:: Dataset content ::

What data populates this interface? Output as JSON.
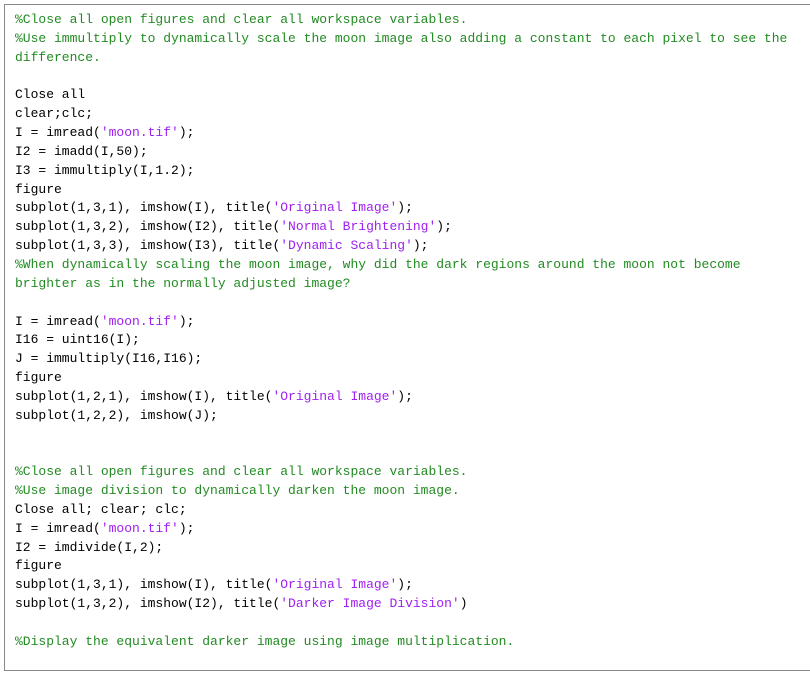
{
  "code": {
    "lines": [
      [
        {
          "cls": "c-comment",
          "t": "%Close all open figures and clear all workspace variables."
        }
      ],
      [
        {
          "cls": "c-comment",
          "t": "%Use immultiply to dynamically scale the moon image also adding a constant to each pixel to see the difference."
        }
      ],
      [
        {
          "cls": "c-default",
          "t": ""
        }
      ],
      [
        {
          "cls": "c-default",
          "t": "Close all"
        }
      ],
      [
        {
          "cls": "c-default",
          "t": "clear;clc;"
        }
      ],
      [
        {
          "cls": "c-default",
          "t": "I = imread("
        },
        {
          "cls": "c-string",
          "t": "'moon.tif'"
        },
        {
          "cls": "c-default",
          "t": ");"
        }
      ],
      [
        {
          "cls": "c-default",
          "t": "I2 = imadd(I,50);"
        }
      ],
      [
        {
          "cls": "c-default",
          "t": "I3 = immultiply(I,1.2);"
        }
      ],
      [
        {
          "cls": "c-default",
          "t": "figure"
        }
      ],
      [
        {
          "cls": "c-default",
          "t": "subplot(1,3,1), imshow(I), title("
        },
        {
          "cls": "c-string",
          "t": "'Original Image'"
        },
        {
          "cls": "c-default",
          "t": ");"
        }
      ],
      [
        {
          "cls": "c-default",
          "t": "subplot(1,3,2), imshow(I2), title("
        },
        {
          "cls": "c-string",
          "t": "'Normal Brightening'"
        },
        {
          "cls": "c-default",
          "t": ");"
        }
      ],
      [
        {
          "cls": "c-default",
          "t": "subplot(1,3,3), imshow(I3), title("
        },
        {
          "cls": "c-string",
          "t": "'Dynamic Scaling'"
        },
        {
          "cls": "c-default",
          "t": ");"
        }
      ],
      [
        {
          "cls": "c-comment",
          "t": "%When dynamically scaling the moon image, why did the dark regions around the moon not become brighter as in the normally adjusted image?"
        }
      ],
      [
        {
          "cls": "c-default",
          "t": ""
        }
      ],
      [
        {
          "cls": "c-default",
          "t": "I = imread("
        },
        {
          "cls": "c-string",
          "t": "'moon.tif'"
        },
        {
          "cls": "c-default",
          "t": ");"
        }
      ],
      [
        {
          "cls": "c-default",
          "t": "I16 = uint16(I);"
        }
      ],
      [
        {
          "cls": "c-default",
          "t": "J = immultiply(I16,I16);"
        }
      ],
      [
        {
          "cls": "c-default",
          "t": "figure"
        }
      ],
      [
        {
          "cls": "c-default",
          "t": "subplot(1,2,1), imshow(I), title("
        },
        {
          "cls": "c-string",
          "t": "'Original Image'"
        },
        {
          "cls": "c-default",
          "t": ");"
        }
      ],
      [
        {
          "cls": "c-default",
          "t": "subplot(1,2,2), imshow(J);"
        }
      ],
      [
        {
          "cls": "c-default",
          "t": ""
        }
      ],
      [
        {
          "cls": "c-default",
          "t": ""
        }
      ],
      [
        {
          "cls": "c-comment",
          "t": "%Close all open figures and clear all workspace variables."
        }
      ],
      [
        {
          "cls": "c-comment",
          "t": "%Use image division to dynamically darken the moon image."
        }
      ],
      [
        {
          "cls": "c-default",
          "t": "Close all; clear; clc;"
        }
      ],
      [
        {
          "cls": "c-default",
          "t": "I = imread("
        },
        {
          "cls": "c-string",
          "t": "'moon.tif'"
        },
        {
          "cls": "c-default",
          "t": ");"
        }
      ],
      [
        {
          "cls": "c-default",
          "t": "I2 = imdivide(I,2);"
        }
      ],
      [
        {
          "cls": "c-default",
          "t": "figure"
        }
      ],
      [
        {
          "cls": "c-default",
          "t": "subplot(1,3,1), imshow(I), title("
        },
        {
          "cls": "c-string",
          "t": "'Original Image'"
        },
        {
          "cls": "c-default",
          "t": ");"
        }
      ],
      [
        {
          "cls": "c-default",
          "t": "subplot(1,3,2), imshow(I2), title("
        },
        {
          "cls": "c-string",
          "t": "'Darker Image Division'"
        },
        {
          "cls": "c-default",
          "t": ")"
        }
      ],
      [
        {
          "cls": "c-default",
          "t": ""
        }
      ],
      [
        {
          "cls": "c-comment",
          "t": "%Display the equivalent darker image using image multiplication."
        }
      ]
    ]
  }
}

:::

*Written request*
Give all the lines above again, character for character, without pictures.

*Task result*
What data populates this interface? Output as JSON.
{
  "code": {
    "lines": [
      [
        {
          "cls": "c-comment",
          "t": "%Close all open figures and clear all workspace variables."
        }
      ],
      [
        {
          "cls": "c-comment",
          "t": "%Use immultiply to dynamically scale the moon image also adding a constant to each pixel to see the difference."
        }
      ],
      [
        {
          "cls": "c-default",
          "t": ""
        }
      ],
      [
        {
          "cls": "c-default",
          "t": "Close all"
        }
      ],
      [
        {
          "cls": "c-default",
          "t": "clear;clc;"
        }
      ],
      [
        {
          "cls": "c-default",
          "t": "I = imread("
        },
        {
          "cls": "c-string",
          "t": "'moon.tif'"
        },
        {
          "cls": "c-default",
          "t": ");"
        }
      ],
      [
        {
          "cls": "c-default",
          "t": "I2 = imadd(I,50);"
        }
      ],
      [
        {
          "cls": "c-default",
          "t": "I3 = immultiply(I,1.2);"
        }
      ],
      [
        {
          "cls": "c-default",
          "t": "figure"
        }
      ],
      [
        {
          "cls": "c-default",
          "t": "subplot(1,3,1), imshow(I), title("
        },
        {
          "cls": "c-string",
          "t": "'Original Image'"
        },
        {
          "cls": "c-default",
          "t": ");"
        }
      ],
      [
        {
          "cls": "c-default",
          "t": "subplot(1,3,2), imshow(I2), title("
        },
        {
          "cls": "c-string",
          "t": "'Normal Brightening'"
        },
        {
          "cls": "c-default",
          "t": ");"
        }
      ],
      [
        {
          "cls": "c-default",
          "t": "subplot(1,3,3), imshow(I3), title("
        },
        {
          "cls": "c-string",
          "t": "'Dynamic Scaling'"
        },
        {
          "cls": "c-default",
          "t": ");"
        }
      ],
      [
        {
          "cls": "c-comment",
          "t": "%When dynamically scaling the moon image, why did the dark regions around the moon not become brighter as in the normally adjusted image?"
        }
      ],
      [
        {
          "cls": "c-default",
          "t": ""
        }
      ],
      [
        {
          "cls": "c-default",
          "t": "I = imread("
        },
        {
          "cls": "c-string",
          "t": "'moon.tif'"
        },
        {
          "cls": "c-default",
          "t": ");"
        }
      ],
      [
        {
          "cls": "c-default",
          "t": "I16 = uint16(I);"
        }
      ],
      [
        {
          "cls": "c-default",
          "t": "J = immultiply(I16,I16);"
        }
      ],
      [
        {
          "cls": "c-default",
          "t": "figure"
        }
      ],
      [
        {
          "cls": "c-default",
          "t": "subplot(1,2,1), imshow(I), title("
        },
        {
          "cls": "c-string",
          "t": "'Original Image'"
        },
        {
          "cls": "c-default",
          "t": ");"
        }
      ],
      [
        {
          "cls": "c-default",
          "t": "subplot(1,2,2), imshow(J);"
        }
      ],
      [
        {
          "cls": "c-default",
          "t": ""
        }
      ],
      [
        {
          "cls": "c-default",
          "t": ""
        }
      ],
      [
        {
          "cls": "c-comment",
          "t": "%Close all open figures and clear all workspace variables."
        }
      ],
      [
        {
          "cls": "c-comment",
          "t": "%Use image division to dynamically darken the moon image."
        }
      ],
      [
        {
          "cls": "c-default",
          "t": "Close all; clear; clc;"
        }
      ],
      [
        {
          "cls": "c-default",
          "t": "I = imread("
        },
        {
          "cls": "c-string",
          "t": "'moon.tif'"
        },
        {
          "cls": "c-default",
          "t": ");"
        }
      ],
      [
        {
          "cls": "c-default",
          "t": "I2 = imdivide(I,2);"
        }
      ],
      [
        {
          "cls": "c-default",
          "t": "figure"
        }
      ],
      [
        {
          "cls": "c-default",
          "t": "subplot(1,3,1), imshow(I), title("
        },
        {
          "cls": "c-string",
          "t": "'Original Image'"
        },
        {
          "cls": "c-default",
          "t": ");"
        }
      ],
      [
        {
          "cls": "c-default",
          "t": "subplot(1,3,2), imshow(I2), title("
        },
        {
          "cls": "c-string",
          "t": "'Darker Image Division'"
        },
        {
          "cls": "c-default",
          "t": ")"
        }
      ],
      [
        {
          "cls": "c-default",
          "t": ""
        }
      ],
      [
        {
          "cls": "c-comment",
          "t": "%Display the equivalent darker image using image multiplication."
        }
      ]
    ]
  }
}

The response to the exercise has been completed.